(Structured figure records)
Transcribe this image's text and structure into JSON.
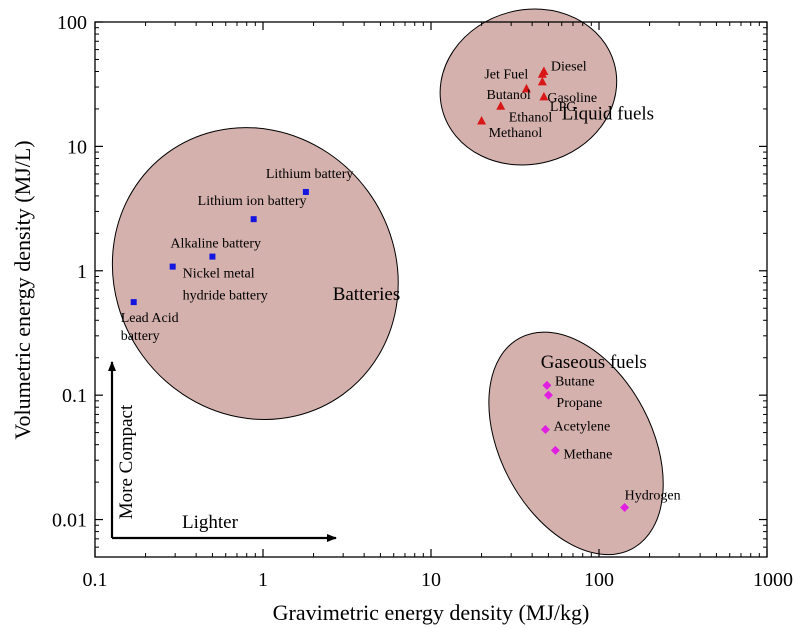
{
  "chart_data": {
    "type": "scatter",
    "title": "",
    "xlabel": "Gravimetric energy density (MJ/kg)",
    "ylabel": "Volumetric energy density (MJ/L)",
    "xscale": "log",
    "yscale": "log",
    "xlim": [
      0.1,
      1000
    ],
    "ylim": [
      0.005,
      100
    ],
    "grid": false,
    "xticks": [
      "0.1",
      "1",
      "10",
      "100",
      "1000"
    ],
    "yticks": [
      "0.01",
      "0.1",
      "1",
      "10",
      "100"
    ],
    "series": [
      {
        "group": "Batteries",
        "marker": "square",
        "color": "#1515e0",
        "ellipse": {
          "cx": 0.9,
          "cy": 0.95,
          "rx_decades": 0.83,
          "ry_decades": 1.2,
          "angle_deg": -36
        },
        "points": [
          {
            "label": "Lithium battery",
            "x": 1.8,
            "y": 4.3
          },
          {
            "label": "Lithium ion battery",
            "x": 0.88,
            "y": 2.6
          },
          {
            "label": "Alkaline battery",
            "x": 0.5,
            "y": 1.3
          },
          {
            "label": "Nickel metal hydride battery",
            "x": 0.29,
            "y": 1.08
          },
          {
            "label": "Lead Acid battery",
            "x": 0.17,
            "y": 0.56
          }
        ]
      },
      {
        "group": "Liquid fuels",
        "marker": "triangle",
        "color": "#d81818",
        "ellipse": {
          "cx": 38,
          "cy": 30,
          "rx_decades": 0.53,
          "ry_decades": 0.62,
          "angle_deg": -15
        },
        "points": [
          {
            "label": "Jet Fuel",
            "x": 46,
            "y": 38
          },
          {
            "label": "Diesel",
            "x": 47,
            "y": 40
          },
          {
            "label": "Gasoline",
            "x": 46,
            "y": 33
          },
          {
            "label": "LPG",
            "x": 47,
            "y": 25
          },
          {
            "label": "Butanol",
            "x": 37,
            "y": 29
          },
          {
            "label": "Ethanol",
            "x": 26,
            "y": 21
          },
          {
            "label": "Methanol",
            "x": 20,
            "y": 16
          }
        ]
      },
      {
        "group": "Gaseous fuels",
        "marker": "diamond",
        "color": "#e020e0",
        "ellipse": {
          "cx": 73,
          "cy": 0.041,
          "rx_decades": 0.45,
          "ry_decades": 0.96,
          "angle_deg": -28
        },
        "points": [
          {
            "label": "Butane",
            "x": 49,
            "y": 0.12
          },
          {
            "label": "Propane",
            "x": 50,
            "y": 0.1
          },
          {
            "label": "Acetylene",
            "x": 48,
            "y": 0.053
          },
          {
            "label": "Methane",
            "x": 55,
            "y": 0.036
          },
          {
            "label": "Hydrogen",
            "x": 142,
            "y": 0.0125
          }
        ]
      }
    ],
    "annotations": [
      {
        "text": "Lighter",
        "direction": "right"
      },
      {
        "text": "More Compact",
        "direction": "up"
      }
    ]
  }
}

Written request: Transcribe all of the records above character for character. Exclude the pictures.

Final answer:
Transcribe this image's text and structure into JSON.
{
  "chart_data": {
    "type": "scatter",
    "title": "",
    "xlabel": "Gravimetric energy density (MJ/kg)",
    "ylabel": "Volumetric energy density (MJ/L)",
    "xscale": "log",
    "yscale": "log",
    "xlim": [
      0.1,
      1000
    ],
    "ylim": [
      0.005,
      100
    ],
    "grid": false,
    "xticks": [
      "0.1",
      "1",
      "10",
      "100",
      "1000"
    ],
    "yticks": [
      "0.01",
      "0.1",
      "1",
      "10",
      "100"
    ],
    "series": [
      {
        "group": "Batteries",
        "marker": "square",
        "color": "#1515e0",
        "ellipse": {
          "cx": 0.9,
          "cy": 0.95,
          "rx_decades": 0.83,
          "ry_decades": 1.2,
          "angle_deg": -36
        },
        "points": [
          {
            "label": "Lithium battery",
            "x": 1.8,
            "y": 4.3
          },
          {
            "label": "Lithium ion battery",
            "x": 0.88,
            "y": 2.6
          },
          {
            "label": "Alkaline battery",
            "x": 0.5,
            "y": 1.3
          },
          {
            "label": "Nickel metal hydride battery",
            "x": 0.29,
            "y": 1.08
          },
          {
            "label": "Lead Acid battery",
            "x": 0.17,
            "y": 0.56
          }
        ]
      },
      {
        "group": "Liquid fuels",
        "marker": "triangle",
        "color": "#d81818",
        "ellipse": {
          "cx": 38,
          "cy": 30,
          "rx_decades": 0.53,
          "ry_decades": 0.62,
          "angle_deg": -15
        },
        "points": [
          {
            "label": "Jet Fuel",
            "x": 46,
            "y": 38
          },
          {
            "label": "Diesel",
            "x": 47,
            "y": 40
          },
          {
            "label": "Gasoline",
            "x": 46,
            "y": 33
          },
          {
            "label": "LPG",
            "x": 47,
            "y": 25
          },
          {
            "label": "Butanol",
            "x": 37,
            "y": 29
          },
          {
            "label": "Ethanol",
            "x": 26,
            "y": 21
          },
          {
            "label": "Methanol",
            "x": 20,
            "y": 16
          }
        ]
      },
      {
        "group": "Gaseous fuels",
        "marker": "diamond",
        "color": "#e020e0",
        "ellipse": {
          "cx": 73,
          "cy": 0.041,
          "rx_decades": 0.45,
          "ry_decades": 0.96,
          "angle_deg": -28
        },
        "points": [
          {
            "label": "Butane",
            "x": 49,
            "y": 0.12
          },
          {
            "label": "Propane",
            "x": 50,
            "y": 0.1
          },
          {
            "label": "Acetylene",
            "x": 48,
            "y": 0.053
          },
          {
            "label": "Methane",
            "x": 55,
            "y": 0.036
          },
          {
            "label": "Hydrogen",
            "x": 142,
            "y": 0.0125
          }
        ]
      }
    ],
    "annotations": [
      {
        "text": "Lighter",
        "direction": "right"
      },
      {
        "text": "More Compact",
        "direction": "up"
      }
    ]
  }
}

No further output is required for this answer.